■ Description of the task:
Reproduce the records that follow in full, excluding any picture they contain.

■ Records for this exercise:
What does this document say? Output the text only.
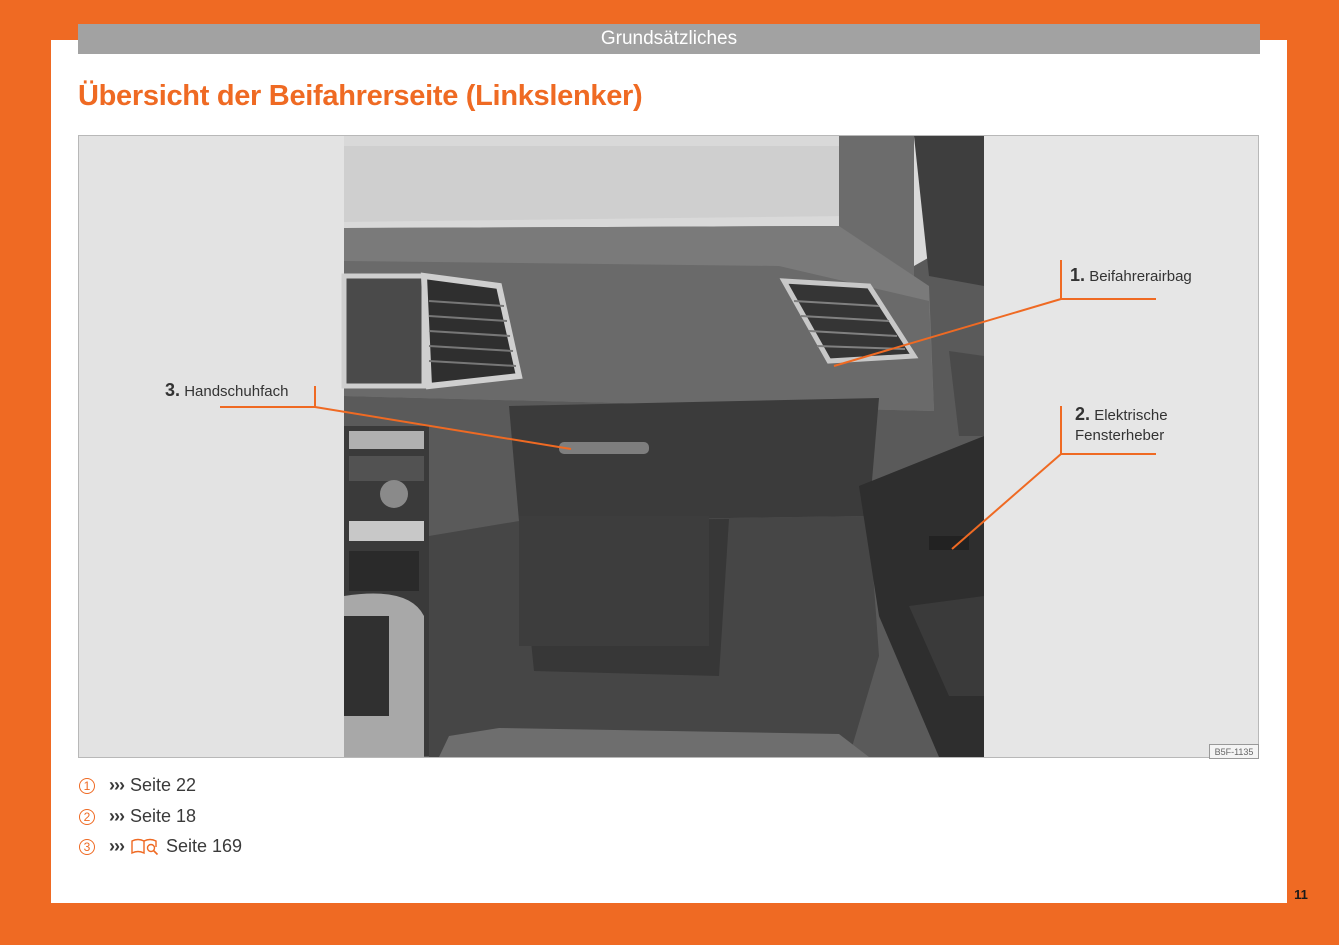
Grundsätzliches
Übersicht der Beifahrerseite (Linkslenker)
1. Beifahrerairbag
2. Elektrische
Fensterheber
3. Handschuhfach
B5F-1135
1 ››› Seite 22
2 ››› Seite 18
3 ››› Seite 169
11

■ Right answer:
What does this document say? Output the text only.
Grundsätzliches
Übersicht der Beifahrerseite (Linkslenker)
1. Beifahrerairbag
2. Elektrische
Fensterheber
3. Handschuhfach
B5F-1135
1 ››› Seite 22
2 ››› Seite 18
3 ››› Seite 169
11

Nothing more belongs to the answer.